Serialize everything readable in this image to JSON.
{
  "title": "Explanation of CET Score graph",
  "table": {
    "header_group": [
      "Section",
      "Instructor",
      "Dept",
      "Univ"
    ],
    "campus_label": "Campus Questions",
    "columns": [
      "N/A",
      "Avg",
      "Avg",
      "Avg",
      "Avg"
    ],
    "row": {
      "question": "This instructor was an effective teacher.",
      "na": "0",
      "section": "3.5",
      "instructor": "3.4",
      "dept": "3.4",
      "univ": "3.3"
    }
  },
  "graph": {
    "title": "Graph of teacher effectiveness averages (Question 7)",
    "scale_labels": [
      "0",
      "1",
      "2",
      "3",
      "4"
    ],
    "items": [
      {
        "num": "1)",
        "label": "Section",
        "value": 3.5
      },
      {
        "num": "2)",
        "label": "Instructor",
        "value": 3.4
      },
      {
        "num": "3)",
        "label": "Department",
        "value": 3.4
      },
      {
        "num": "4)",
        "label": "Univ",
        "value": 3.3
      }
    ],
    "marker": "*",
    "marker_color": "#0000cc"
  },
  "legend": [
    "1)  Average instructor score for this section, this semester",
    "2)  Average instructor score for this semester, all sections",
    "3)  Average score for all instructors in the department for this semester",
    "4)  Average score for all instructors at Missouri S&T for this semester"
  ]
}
● ● ● ●
◆ Task directions: Transcribe the whole listing exactly.

◆ Solution for this exercise:
Serialize everything readable in this image to JSON.
{
  "title": "Explanation of CET Score graph",
  "table": {
    "header_group": [
      "Section",
      "Instructor",
      "Dept",
      "Univ"
    ],
    "campus_label": "Campus Questions",
    "columns": [
      "N/A",
      "Avg",
      "Avg",
      "Avg",
      "Avg"
    ],
    "row": {
      "question": "This instructor was an effective teacher.",
      "na": "0",
      "section": "3.5",
      "instructor": "3.4",
      "dept": "3.4",
      "univ": "3.3"
    }
  },
  "graph": {
    "title": "Graph of teacher effectiveness averages (Question 7)",
    "scale_labels": [
      "0",
      "1",
      "2",
      "3",
      "4"
    ],
    "items": [
      {
        "num": "1)",
        "label": "Section",
        "value": 3.5
      },
      {
        "num": "2)",
        "label": "Instructor",
        "value": 3.4
      },
      {
        "num": "3)",
        "label": "Department",
        "value": 3.4
      },
      {
        "num": "4)",
        "label": "Univ",
        "value": 3.3
      }
    ],
    "marker": "*",
    "marker_color": "#0000cc"
  },
  "legend": [
    "1)  Average instructor score for this section, this semester",
    "2)  Average instructor score for this semester, all sections",
    "3)  Average score for all instructors in the department for this semester",
    "4)  Average score for all instructors at Missouri S&T for this semester"
  ]
}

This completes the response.